| Source records |
--------------------

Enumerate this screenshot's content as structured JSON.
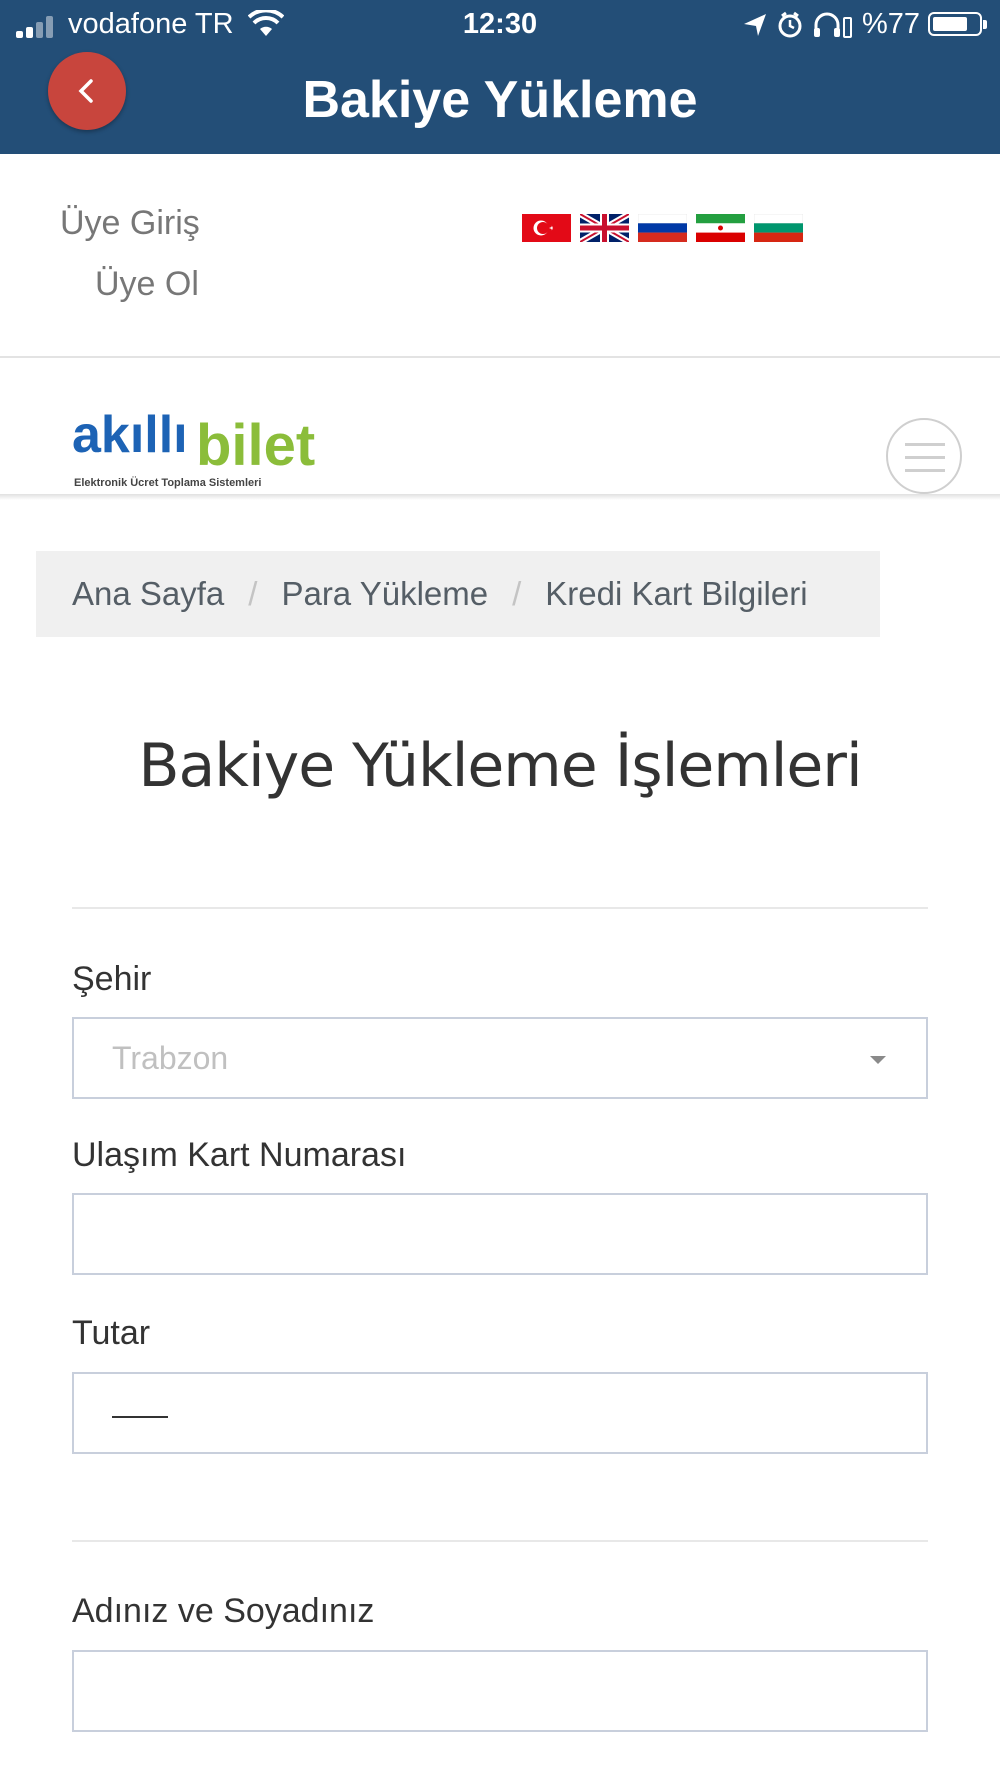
{
  "status_bar": {
    "carrier": "vodafone TR",
    "time": "12:30",
    "battery": "%77"
  },
  "header": {
    "title": "Bakiye Yükleme",
    "back_icon": "chevron-left-icon",
    "color": "#234e77",
    "back_color": "#c8453d"
  },
  "member": {
    "login": "Üye Giriş",
    "register": "Üye Ol"
  },
  "flags": [
    "turkey-flag-icon",
    "uk-flag-icon",
    "russia-flag-icon",
    "iran-flag-icon",
    "bulgaria-flag-icon"
  ],
  "logo": {
    "part1": "akıllı",
    "part2": "bilet",
    "tagline": "Elektronik Ücret Toplama Sistemleri"
  },
  "breadcrumb": {
    "items": [
      "Ana Sayfa",
      "Para Yükleme",
      "Kredi Kart Bilgileri"
    ],
    "separator": "/"
  },
  "page_title": "Bakiye Yükleme İşlemleri",
  "form": {
    "city_label": "Şehir",
    "city_value": "Trabzon",
    "card_label": "Ulaşım Kart Numarası",
    "card_value": "",
    "amount_label": "Tutar",
    "amount_value": "",
    "name_label": "Adınız ve Soyadınız",
    "name_value": ""
  }
}
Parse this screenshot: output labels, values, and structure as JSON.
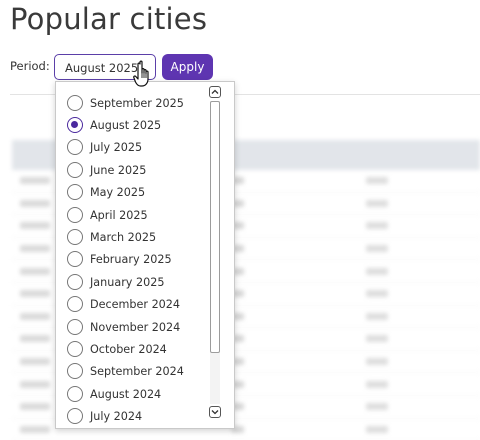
{
  "page": {
    "title": "Popular cities"
  },
  "filter": {
    "period_label": "Period:",
    "selected_value": "August 2025",
    "apply_label": "Apply"
  },
  "dropdown": {
    "options": [
      {
        "label": "September 2025",
        "selected": false
      },
      {
        "label": "August 2025",
        "selected": true
      },
      {
        "label": "July 2025",
        "selected": false
      },
      {
        "label": "June 2025",
        "selected": false
      },
      {
        "label": "May 2025",
        "selected": false
      },
      {
        "label": "April 2025",
        "selected": false
      },
      {
        "label": "March 2025",
        "selected": false
      },
      {
        "label": "February 2025",
        "selected": false
      },
      {
        "label": "January 2025",
        "selected": false
      },
      {
        "label": "December 2024",
        "selected": false
      },
      {
        "label": "November 2024",
        "selected": false
      },
      {
        "label": "October 2024",
        "selected": false
      },
      {
        "label": "September 2024",
        "selected": false
      },
      {
        "label": "August 2024",
        "selected": false
      },
      {
        "label": "July 2024",
        "selected": false
      }
    ],
    "scroll_up_icon": "chevron-up-icon",
    "scroll_down_icon": "chevron-down-icon"
  },
  "colors": {
    "accent": "#5e35b1",
    "select_border": "#5b3fa8"
  }
}
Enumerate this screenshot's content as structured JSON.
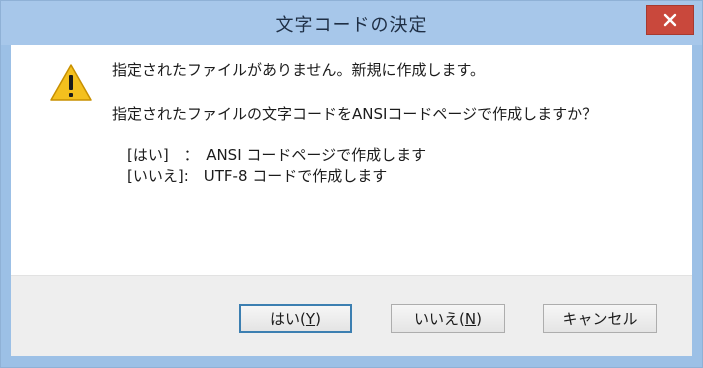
{
  "dialog": {
    "title": "文字コードの決定",
    "close_icon": "close-icon",
    "warning_icon": "warning-icon",
    "message_line1": "指定されたファイルがありません。新規に作成します。",
    "message_line2": "指定されたファイルの文字コードをANSIコードページで作成しますか？",
    "option_yes": "[はい]　：　ANSI コードページで作成します",
    "option_no": "[いいえ]:　UTF-8 コードで作成します",
    "colors": {
      "titlebar": "#a7c7ea",
      "close": "#c9483c",
      "warning": "#f4c01e"
    }
  },
  "buttons": {
    "yes_label": "はい(",
    "yes_key": "Y",
    "yes_suffix": ")",
    "no_label": "いいえ(",
    "no_key": "N",
    "no_suffix": ")",
    "cancel_label": "キャンセル"
  }
}
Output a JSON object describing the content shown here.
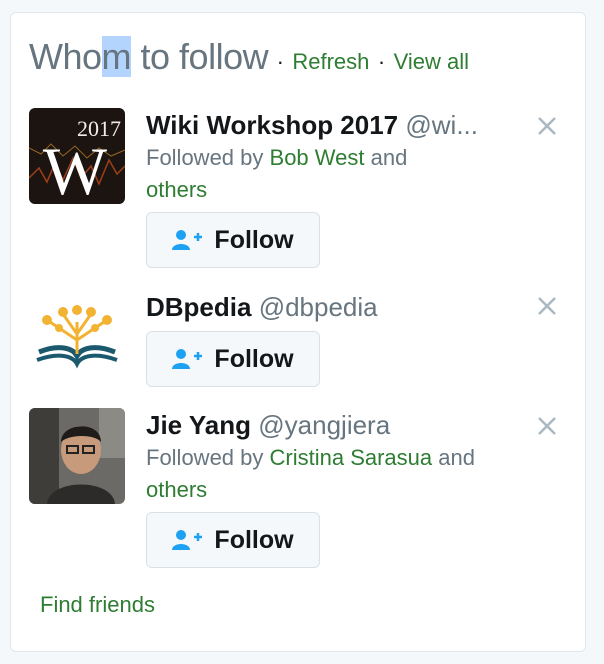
{
  "header": {
    "title_part1": "Who",
    "title_highlight": "m",
    "title_part2": " to follow",
    "dot": "·",
    "refresh": "Refresh",
    "view_all": "View all"
  },
  "suggestions": [
    {
      "name": "Wiki Workshop 2017",
      "handle": "@wi...",
      "followed_by_prefix": "Followed by",
      "followed_by_name": "Bob West",
      "followed_by_suffix": "and",
      "others": "others",
      "avatar_text_year": "2017",
      "avatar_text_letter": "W",
      "follow_label": "Follow"
    },
    {
      "name": "DBpedia",
      "handle": "@dbpedia",
      "follow_label": "Follow"
    },
    {
      "name": "Jie Yang",
      "handle": "@yangjiera",
      "followed_by_prefix": "Followed by",
      "followed_by_name": "Cristina Sarasua",
      "followed_by_suffix": "and",
      "others": "others",
      "follow_label": "Follow"
    }
  ],
  "footer": {
    "find_friends": "Find friends"
  },
  "colors": {
    "link": "#2e7d32",
    "follow_icon": "#1da1f2",
    "muted": "#66757f"
  }
}
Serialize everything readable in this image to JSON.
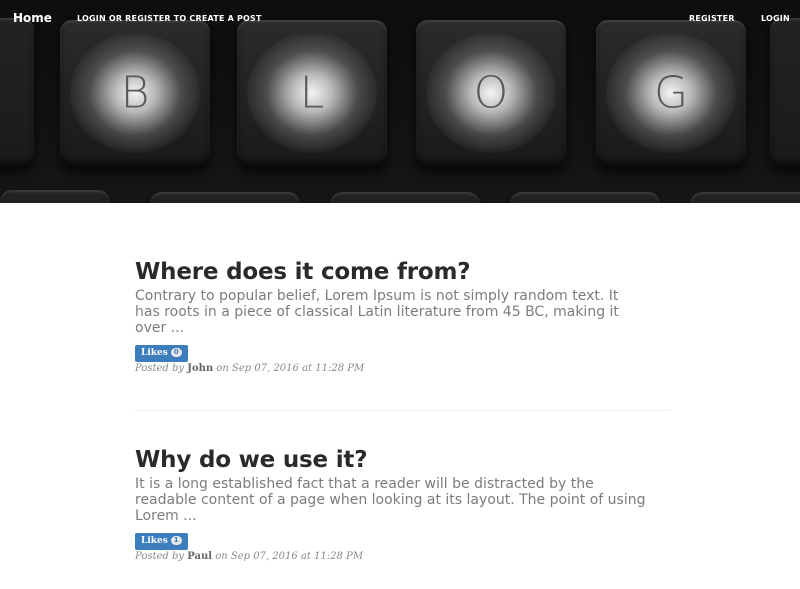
{
  "nav": {
    "home": "Home",
    "login_or_register": "LOGIN OR REGISTER TO CREATE A POST",
    "register": "REGISTER",
    "login": "LOGIN"
  },
  "hero": {
    "letters": [
      "B",
      "L",
      "O",
      "G"
    ]
  },
  "posts": [
    {
      "title": "Where does it come from?",
      "excerpt_lines": [
        "Contrary to popular belief, Lorem Ipsum is not simply random text. It",
        "has roots in a piece of classical Latin literature from 45 BC, making it",
        "over ..."
      ],
      "likes_label": "Likes",
      "likes_count": "0",
      "posted_by": "Posted by",
      "author": "John",
      "date_text": "on Sep 07, 2016 at 11:28 PM"
    },
    {
      "title": "Why do we use it?",
      "excerpt_lines": [
        "It is a long established fact that a reader will be distracted by the",
        "readable content of a page when looking at its layout. The point of using",
        "Lorem ..."
      ],
      "likes_label": "Likes",
      "likes_count": "1",
      "posted_by": "Posted by",
      "author": "Paul",
      "date_text": "on Sep 07, 2016 at 11:28 PM"
    }
  ],
  "colors": {
    "likes_button": "#3b7dbd",
    "title": "#2a2a2a",
    "excerpt": "#7c7c7c"
  }
}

--------------------

Repeat the material above verbatim, with no pictures in the output.

Enumerate this screenshot's content as structured JSON.
{
  "status_bar": {
    "carrier": "vodafone TR",
    "time": "12:30",
    "battery": "%77"
  },
  "header": {
    "title": "Bakiye Yükleme",
    "back_icon": "chevron-left-icon",
    "color": "#234e77",
    "back_color": "#c8453d"
  },
  "member": {
    "login": "Üye Giriş",
    "register": "Üye Ol"
  },
  "flags": [
    "turkey-flag-icon",
    "uk-flag-icon",
    "russia-flag-icon",
    "iran-flag-icon",
    "bulgaria-flag-icon"
  ],
  "logo": {
    "part1": "akıllı",
    "part2": "bilet",
    "tagline": "Elektronik Ücret Toplama Sistemleri"
  },
  "breadcrumb": {
    "items": [
      "Ana Sayfa",
      "Para Yükleme",
      "Kredi Kart Bilgileri"
    ],
    "separator": "/"
  },
  "page_title": "Bakiye Yükleme İşlemleri",
  "form": {
    "city_label": "Şehir",
    "city_value": "Trabzon",
    "card_label": "Ulaşım Kart Numarası",
    "card_value": "",
    "amount_label": "Tutar",
    "amount_value": "",
    "name_label": "Adınız ve Soyadınız",
    "name_value": ""
  }
}
Parse this screenshot: output labels, values, and structure as JSON.
{
  "page": {
    "title": "Popular cities"
  },
  "filter": {
    "period_label": "Period:",
    "selected_value": "August 2025",
    "apply_label": "Apply"
  },
  "dropdown": {
    "options": [
      {
        "label": "September 2025",
        "selected": false
      },
      {
        "label": "August 2025",
        "selected": true
      },
      {
        "label": "July 2025",
        "selected": false
      },
      {
        "label": "June 2025",
        "selected": false
      },
      {
        "label": "May 2025",
        "selected": false
      },
      {
        "label": "April 2025",
        "selected": false
      },
      {
        "label": "March 2025",
        "selected": false
      },
      {
        "label": "February 2025",
        "selected": false
      },
      {
        "label": "January 2025",
        "selected": false
      },
      {
        "label": "December 2024",
        "selected": false
      },
      {
        "label": "November 2024",
        "selected": false
      },
      {
        "label": "October 2024",
        "selected": false
      },
      {
        "label": "September 2024",
        "selected": false
      },
      {
        "label": "August 2024",
        "selected": false
      },
      {
        "label": "July 2024",
        "selected": false
      }
    ],
    "scroll_up_icon": "chevron-up-icon",
    "scroll_down_icon": "chevron-down-icon"
  },
  "colors": {
    "accent": "#5e35b1",
    "select_border": "#5b3fa8"
  }
}
Enumerate this screenshot's content as structured JSON.
{
  "dialog": {
    "title": "文字コードの決定",
    "close_icon": "close-icon",
    "warning_icon": "warning-icon",
    "message_line1": "指定されたファイルがありません。新規に作成します。",
    "message_line2": "指定されたファイルの文字コードをANSIコードページで作成しますか？",
    "option_yes": "[はい]　：　ANSI コードページで作成します",
    "option_no": "[いいえ]:　UTF-8 コードで作成します",
    "colors": {
      "titlebar": "#a7c7ea",
      "close": "#c9483c",
      "warning": "#f4c01e"
    }
  },
  "buttons": {
    "yes_label": "はい(",
    "yes_key": "Y",
    "yes_suffix": ")",
    "no_label": "いいえ(",
    "no_key": "N",
    "no_suffix": ")",
    "cancel_label": "キャンセル"
  }
}
Output a JSON object describing the content shown here.
{
  "header": {
    "title_part1": "Who",
    "title_highlight": "m",
    "title_part2": " to follow",
    "dot": "·",
    "refresh": "Refresh",
    "view_all": "View all"
  },
  "suggestions": [
    {
      "name": "Wiki Workshop 2017",
      "handle": "@wi...",
      "followed_by_prefix": "Followed by",
      "followed_by_name": "Bob West",
      "followed_by_suffix": "and",
      "others": "others",
      "avatar_text_year": "2017",
      "avatar_text_letter": "W",
      "follow_label": "Follow"
    },
    {
      "name": "DBpedia",
      "handle": "@dbpedia",
      "follow_label": "Follow"
    },
    {
      "name": "Jie Yang",
      "handle": "@yangjiera",
      "followed_by_prefix": "Followed by",
      "followed_by_name": "Cristina Sarasua",
      "followed_by_suffix": "and",
      "others": "others",
      "follow_label": "Follow"
    }
  ],
  "footer": {
    "find_friends": "Find friends"
  },
  "colors": {
    "link": "#2e7d32",
    "follow_icon": "#1da1f2",
    "muted": "#66757f"
  }
}
Serialize everything readable in this image to JSON.
{
  "nav": {
    "home": "Home",
    "login_or_register": "LOGIN OR REGISTER TO CREATE A POST",
    "register": "REGISTER",
    "login": "LOGIN"
  },
  "hero": {
    "letters": [
      "B",
      "L",
      "O",
      "G"
    ]
  },
  "posts": [
    {
      "title": "Where does it come from?",
      "excerpt_lines": [
        "Contrary to popular belief, Lorem Ipsum is not simply random text. It",
        "has roots in a piece of classical Latin literature from 45 BC, making it",
        "over ..."
      ],
      "likes_label": "Likes",
      "likes_count": "0",
      "posted_by": "Posted by",
      "author": "John",
      "date_text": "on Sep 07, 2016 at 11:28 PM"
    },
    {
      "title": "Why do we use it?",
      "excerpt_lines": [
        "It is a long established fact that a reader will be distracted by the",
        "readable content of a page when looking at its layout. The point of using",
        "Lorem ..."
      ],
      "likes_label": "Likes",
      "likes_count": "1",
      "posted_by": "Posted by",
      "author": "Paul",
      "date_text": "on Sep 07, 2016 at 11:28 PM"
    }
  ],
  "colors": {
    "likes_button": "#3b7dbd",
    "title": "#2a2a2a",
    "excerpt": "#7c7c7c"
  }
}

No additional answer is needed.